Written task: Present the data once more in exactly its original form.
---- Data shown
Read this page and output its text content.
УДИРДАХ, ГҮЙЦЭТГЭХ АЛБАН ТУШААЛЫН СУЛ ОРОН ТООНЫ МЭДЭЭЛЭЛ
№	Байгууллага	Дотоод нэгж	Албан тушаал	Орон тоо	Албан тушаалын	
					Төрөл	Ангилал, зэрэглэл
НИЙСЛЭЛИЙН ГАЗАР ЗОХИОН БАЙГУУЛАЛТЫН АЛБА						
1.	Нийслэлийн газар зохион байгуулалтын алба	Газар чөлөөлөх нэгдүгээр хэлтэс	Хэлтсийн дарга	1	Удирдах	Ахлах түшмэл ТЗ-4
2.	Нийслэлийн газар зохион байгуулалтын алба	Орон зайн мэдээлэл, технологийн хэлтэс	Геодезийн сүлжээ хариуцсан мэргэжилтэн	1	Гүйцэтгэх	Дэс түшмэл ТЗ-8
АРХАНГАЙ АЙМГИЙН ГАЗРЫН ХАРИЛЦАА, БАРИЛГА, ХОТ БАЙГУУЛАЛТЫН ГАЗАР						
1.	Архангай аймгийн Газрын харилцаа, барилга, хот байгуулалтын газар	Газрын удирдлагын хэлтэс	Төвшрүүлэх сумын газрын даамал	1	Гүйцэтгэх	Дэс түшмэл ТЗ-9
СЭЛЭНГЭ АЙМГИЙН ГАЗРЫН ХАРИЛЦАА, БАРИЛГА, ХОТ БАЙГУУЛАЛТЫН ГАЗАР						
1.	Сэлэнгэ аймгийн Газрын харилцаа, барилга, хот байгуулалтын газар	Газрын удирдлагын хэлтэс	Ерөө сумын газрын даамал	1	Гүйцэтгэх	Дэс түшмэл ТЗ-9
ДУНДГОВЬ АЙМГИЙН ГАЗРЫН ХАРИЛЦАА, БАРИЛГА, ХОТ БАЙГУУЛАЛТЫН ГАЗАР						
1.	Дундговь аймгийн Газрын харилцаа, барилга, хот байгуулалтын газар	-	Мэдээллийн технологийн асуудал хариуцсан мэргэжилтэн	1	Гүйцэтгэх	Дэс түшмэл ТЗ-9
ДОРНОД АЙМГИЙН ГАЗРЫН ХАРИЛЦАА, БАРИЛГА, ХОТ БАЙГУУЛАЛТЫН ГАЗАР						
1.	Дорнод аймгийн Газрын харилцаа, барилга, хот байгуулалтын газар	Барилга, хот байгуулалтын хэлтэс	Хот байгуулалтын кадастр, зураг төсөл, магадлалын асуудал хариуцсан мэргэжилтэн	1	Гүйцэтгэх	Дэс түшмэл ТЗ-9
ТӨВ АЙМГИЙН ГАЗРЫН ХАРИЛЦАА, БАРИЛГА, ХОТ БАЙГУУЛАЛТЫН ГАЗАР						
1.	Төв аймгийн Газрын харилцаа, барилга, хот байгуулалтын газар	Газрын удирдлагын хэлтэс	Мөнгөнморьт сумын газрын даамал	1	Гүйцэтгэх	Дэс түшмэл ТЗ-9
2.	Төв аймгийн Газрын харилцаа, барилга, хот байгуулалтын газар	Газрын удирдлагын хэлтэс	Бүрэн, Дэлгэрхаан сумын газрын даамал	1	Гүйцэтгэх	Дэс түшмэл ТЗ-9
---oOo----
--------
Result of the task:
Read this page and output its text content.
УДИРДАХ, ГҮЙЦЭТГЭХ АЛБАН ТУШААЛЫН СУЛ ОРОН ТООНЫ МЭДЭЭЛЭЛ
№	Байгууллага	Дотоод нэгж	Албан тушаал	Орон тоо	Албан тушаалын	
					Төрөл	Ангилал, зэрэглэл
НИЙСЛЭЛИЙН ГАЗАР ЗОХИОН БАЙГУУЛАЛТЫН АЛБА						
1.	Нийслэлийн газар зохион байгуулалтын алба	Газар чөлөөлөх нэгдүгээр хэлтэс	Хэлтсийн дарга	1	Удирдах	Ахлах түшмэл ТЗ-4
2.	Нийслэлийн газар зохион байгуулалтын алба	Орон зайн мэдээлэл, технологийн хэлтэс	Геодезийн сүлжээ хариуцсан мэргэжилтэн	1	Гүйцэтгэх	Дэс түшмэл ТЗ-8
АРХАНГАЙ АЙМГИЙН ГАЗРЫН ХАРИЛЦАА, БАРИЛГА, ХОТ БАЙГУУЛАЛТЫН ГАЗАР						
1.	Архангай аймгийн Газрын харилцаа, барилга, хот байгуулалтын газар	Газрын удирдлагын хэлтэс	Төвшрүүлэх сумын газрын даамал	1	Гүйцэтгэх	Дэс түшмэл ТЗ-9
СЭЛЭНГЭ АЙМГИЙН ГАЗРЫН ХАРИЛЦАА, БАРИЛГА, ХОТ БАЙГУУЛАЛТЫН ГАЗАР						
1.	Сэлэнгэ аймгийн Газрын харилцаа, барилга, хот байгуулалтын газар	Газрын удирдлагын хэлтэс	Ерөө сумын газрын даамал	1	Гүйцэтгэх	Дэс түшмэл ТЗ-9
ДУНДГОВЬ АЙМГИЙН ГАЗРЫН ХАРИЛЦАА, БАРИЛГА, ХОТ БАЙГУУЛАЛТЫН ГАЗАР						
1.	Дундговь аймгийн Газрын харилцаа, барилга, хот байгуулалтын газар	-	Мэдээллийн технологийн асуудал хариуцсан мэргэжилтэн	1	Гүйцэтгэх	Дэс түшмэл ТЗ-9
ДОРНОД АЙМГИЙН ГАЗРЫН ХАРИЛЦАА, БАРИЛГА, ХОТ БАЙГУУЛАЛТЫН ГАЗАР						
1.	Дорнод аймгийн Газрын харилцаа, барилга, хот байгуулалтын газар	Барилга, хот байгуулалтын хэлтэс	Хот байгуулалтын кадастр, зураг төсөл, магадлалын асуудал хариуцсан мэргэжилтэн	1	Гүйцэтгэх	Дэс түшмэл ТЗ-9
ТӨВ АЙМГИЙН ГАЗРЫН ХАРИЛЦАА, БАРИЛГА, ХОТ БАЙГУУЛАЛТЫН ГАЗАР						
1.	Төв аймгийн Газрын харилцаа, барилга, хот байгуулалтын газар	Газрын удирдлагын хэлтэс	Мөнгөнморьт сумын газрын даамал	1	Гүйцэтгэх	Дэс түшмэл ТЗ-9
2.	Төв аймгийн Газрын харилцаа, барилга, хот байгуулалтын газар	Газрын удирдлагын хэлтэс	Бүрэн, Дэлгэрхаан сумын газрын даамал	1	Гүйцэтгэх	Дэс түшмэл ТЗ-9
---oOo----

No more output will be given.